▶ _TASK DIRECTIONS_
Your task is to write out the complete listing exactly as it is shown.
* START RECORDS FOR THE TASK *
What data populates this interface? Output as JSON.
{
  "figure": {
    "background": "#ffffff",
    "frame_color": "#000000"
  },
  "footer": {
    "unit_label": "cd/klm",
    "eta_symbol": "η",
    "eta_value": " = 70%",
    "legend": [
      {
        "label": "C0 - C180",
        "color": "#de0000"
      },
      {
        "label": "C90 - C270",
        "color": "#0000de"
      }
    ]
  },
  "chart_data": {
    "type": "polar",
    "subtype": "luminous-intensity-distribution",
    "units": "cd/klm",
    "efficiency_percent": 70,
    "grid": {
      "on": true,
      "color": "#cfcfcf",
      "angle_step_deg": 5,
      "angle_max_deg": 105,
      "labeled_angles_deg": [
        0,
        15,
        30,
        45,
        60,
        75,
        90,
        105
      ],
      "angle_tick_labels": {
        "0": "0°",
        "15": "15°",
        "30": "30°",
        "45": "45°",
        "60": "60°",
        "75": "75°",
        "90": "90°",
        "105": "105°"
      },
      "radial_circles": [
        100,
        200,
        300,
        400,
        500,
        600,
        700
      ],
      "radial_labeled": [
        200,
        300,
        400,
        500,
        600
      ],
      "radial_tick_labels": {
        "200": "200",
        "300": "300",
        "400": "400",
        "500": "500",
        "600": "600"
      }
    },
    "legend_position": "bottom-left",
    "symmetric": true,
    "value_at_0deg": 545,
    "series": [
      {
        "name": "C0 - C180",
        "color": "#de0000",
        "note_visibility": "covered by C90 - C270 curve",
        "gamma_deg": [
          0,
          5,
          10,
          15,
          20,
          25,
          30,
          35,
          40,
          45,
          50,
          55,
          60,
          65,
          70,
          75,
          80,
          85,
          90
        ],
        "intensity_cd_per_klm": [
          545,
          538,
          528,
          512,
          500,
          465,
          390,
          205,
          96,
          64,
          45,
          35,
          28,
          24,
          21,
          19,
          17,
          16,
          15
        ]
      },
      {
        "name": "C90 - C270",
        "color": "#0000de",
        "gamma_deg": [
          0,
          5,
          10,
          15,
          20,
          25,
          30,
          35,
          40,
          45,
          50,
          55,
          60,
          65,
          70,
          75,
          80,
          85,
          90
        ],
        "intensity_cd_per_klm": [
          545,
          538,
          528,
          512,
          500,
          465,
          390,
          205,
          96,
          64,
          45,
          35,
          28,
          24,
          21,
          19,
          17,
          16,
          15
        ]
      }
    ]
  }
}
* END RECORDS FOR THE TASK *
▶ _RESPONSE TO THE TASK_
What data populates this interface? Output as JSON.
{
  "figure": {
    "background": "#ffffff",
    "frame_color": "#000000"
  },
  "footer": {
    "unit_label": "cd/klm",
    "eta_symbol": "η",
    "eta_value": " = 70%",
    "legend": [
      {
        "label": "C0 - C180",
        "color": "#de0000"
      },
      {
        "label": "C90 - C270",
        "color": "#0000de"
      }
    ]
  },
  "chart_data": {
    "type": "polar",
    "subtype": "luminous-intensity-distribution",
    "units": "cd/klm",
    "efficiency_percent": 70,
    "grid": {
      "on": true,
      "color": "#cfcfcf",
      "angle_step_deg": 5,
      "angle_max_deg": 105,
      "labeled_angles_deg": [
        0,
        15,
        30,
        45,
        60,
        75,
        90,
        105
      ],
      "angle_tick_labels": {
        "0": "0°",
        "15": "15°",
        "30": "30°",
        "45": "45°",
        "60": "60°",
        "75": "75°",
        "90": "90°",
        "105": "105°"
      },
      "radial_circles": [
        100,
        200,
        300,
        400,
        500,
        600,
        700
      ],
      "radial_labeled": [
        200,
        300,
        400,
        500,
        600
      ],
      "radial_tick_labels": {
        "200": "200",
        "300": "300",
        "400": "400",
        "500": "500",
        "600": "600"
      }
    },
    "legend_position": "bottom-left",
    "symmetric": true,
    "value_at_0deg": 545,
    "series": [
      {
        "name": "C0 - C180",
        "color": "#de0000",
        "note_visibility": "covered by C90 - C270 curve",
        "gamma_deg": [
          0,
          5,
          10,
          15,
          20,
          25,
          30,
          35,
          40,
          45,
          50,
          55,
          60,
          65,
          70,
          75,
          80,
          85,
          90
        ],
        "intensity_cd_per_klm": [
          545,
          538,
          528,
          512,
          500,
          465,
          390,
          205,
          96,
          64,
          45,
          35,
          28,
          24,
          21,
          19,
          17,
          16,
          15
        ]
      },
      {
        "name": "C90 - C270",
        "color": "#0000de",
        "gamma_deg": [
          0,
          5,
          10,
          15,
          20,
          25,
          30,
          35,
          40,
          45,
          50,
          55,
          60,
          65,
          70,
          75,
          80,
          85,
          90
        ],
        "intensity_cd_per_klm": [
          545,
          538,
          528,
          512,
          500,
          465,
          390,
          205,
          96,
          64,
          45,
          35,
          28,
          24,
          21,
          19,
          17,
          16,
          15
        ]
      }
    ]
  }
}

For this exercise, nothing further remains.